What you should do:
Below are the records; locate each line with the word "title" and copy it.

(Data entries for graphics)
## start

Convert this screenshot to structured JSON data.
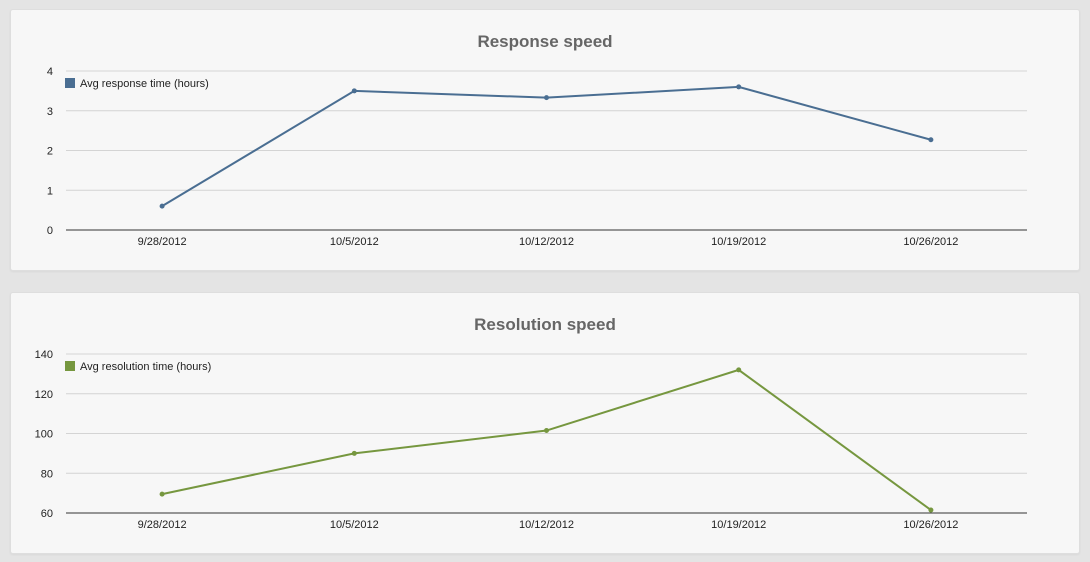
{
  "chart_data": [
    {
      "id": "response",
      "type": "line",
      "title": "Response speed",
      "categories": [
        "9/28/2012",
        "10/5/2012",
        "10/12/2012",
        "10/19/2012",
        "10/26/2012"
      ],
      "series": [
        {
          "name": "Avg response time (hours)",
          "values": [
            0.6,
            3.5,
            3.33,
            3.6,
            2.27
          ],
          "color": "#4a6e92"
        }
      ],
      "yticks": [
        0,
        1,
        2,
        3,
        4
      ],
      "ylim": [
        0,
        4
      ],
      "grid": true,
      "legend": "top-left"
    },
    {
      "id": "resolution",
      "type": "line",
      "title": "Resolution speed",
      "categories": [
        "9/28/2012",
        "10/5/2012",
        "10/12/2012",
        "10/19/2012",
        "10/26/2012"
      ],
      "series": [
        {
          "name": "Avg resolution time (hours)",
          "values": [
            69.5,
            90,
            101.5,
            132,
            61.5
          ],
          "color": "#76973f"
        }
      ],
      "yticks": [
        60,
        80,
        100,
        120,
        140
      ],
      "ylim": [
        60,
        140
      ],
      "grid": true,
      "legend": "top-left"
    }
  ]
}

## end

Completed exercise:
      "title": "Response speed",
      "title": "Resolution speed",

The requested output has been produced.